Select every line below containing the word "보조하였습니다".

▼▼▼

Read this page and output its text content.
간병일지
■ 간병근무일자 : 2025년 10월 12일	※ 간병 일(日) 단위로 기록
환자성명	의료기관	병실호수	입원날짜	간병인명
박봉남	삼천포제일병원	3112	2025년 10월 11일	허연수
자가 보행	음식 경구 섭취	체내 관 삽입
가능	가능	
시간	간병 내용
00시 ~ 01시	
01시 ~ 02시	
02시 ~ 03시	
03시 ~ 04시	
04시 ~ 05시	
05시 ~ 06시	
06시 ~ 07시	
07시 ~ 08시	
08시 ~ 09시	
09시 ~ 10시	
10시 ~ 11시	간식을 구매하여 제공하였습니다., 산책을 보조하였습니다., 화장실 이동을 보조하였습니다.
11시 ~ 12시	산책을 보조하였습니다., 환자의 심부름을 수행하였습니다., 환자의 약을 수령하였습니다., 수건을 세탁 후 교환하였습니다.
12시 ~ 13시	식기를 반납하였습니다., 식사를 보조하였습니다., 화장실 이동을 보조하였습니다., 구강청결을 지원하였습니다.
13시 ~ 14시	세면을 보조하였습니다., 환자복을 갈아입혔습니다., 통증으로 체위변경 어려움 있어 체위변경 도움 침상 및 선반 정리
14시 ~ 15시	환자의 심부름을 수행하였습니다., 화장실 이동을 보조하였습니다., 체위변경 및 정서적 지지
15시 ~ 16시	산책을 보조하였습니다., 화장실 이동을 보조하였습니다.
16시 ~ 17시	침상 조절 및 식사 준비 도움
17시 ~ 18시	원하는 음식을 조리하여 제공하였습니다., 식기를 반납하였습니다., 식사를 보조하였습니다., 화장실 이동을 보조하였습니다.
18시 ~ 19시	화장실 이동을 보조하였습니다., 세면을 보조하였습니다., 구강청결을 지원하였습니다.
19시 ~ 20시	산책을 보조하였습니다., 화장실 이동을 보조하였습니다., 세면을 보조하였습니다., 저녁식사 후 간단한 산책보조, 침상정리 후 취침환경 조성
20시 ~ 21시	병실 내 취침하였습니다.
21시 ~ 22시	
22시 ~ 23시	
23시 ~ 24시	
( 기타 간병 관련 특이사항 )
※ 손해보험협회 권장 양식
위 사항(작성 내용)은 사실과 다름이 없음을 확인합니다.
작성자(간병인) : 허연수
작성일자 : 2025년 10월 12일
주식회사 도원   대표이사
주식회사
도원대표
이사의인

▲▲▲

- Exercise solution -
10시 ~ 11시	간식을 구매하여 제공하였습니다., 산책을 보조하였습니다., 화장실 이동을 보조하였습니다.
11시 ~ 12시	산책을 보조하였습니다., 환자의 심부름을 수행하였습니다., 환자의 약을 수령하였습니다., 수건을 세탁 후 교환하였습니다.
12시 ~ 13시	식기를 반납하였습니다., 식사를 보조하였습니다., 화장실 이동을 보조하였습니다., 구강청결을 지원하였습니다.
13시 ~ 14시	세면을 보조하였습니다., 환자복을 갈아입혔습니다., 통증으로 체위변경 어려움 있어 체위변경 도움 침상 및 선반 정리
14시 ~ 15시	환자의 심부름을 수행하였습니다., 화장실 이동을 보조하였습니다., 체위변경 및 정서적 지지
15시 ~ 16시	산책을 보조하였습니다., 화장실 이동을 보조하였습니다.
17시 ~ 18시	원하는 음식을 조리하여 제공하였습니다., 식기를 반납하였습니다., 식사를 보조하였습니다., 화장실 이동을 보조하였습니다.
18시 ~ 19시	화장실 이동을 보조하였습니다., 세면을 보조하였습니다., 구강청결을 지원하였습니다.
19시 ~ 20시	산책을 보조하였습니다., 화장실 이동을 보조하였습니다., 세면을 보조하였습니다., 저녁식사 후 간단한 산책보조, 침상정리 후 취침환경 조성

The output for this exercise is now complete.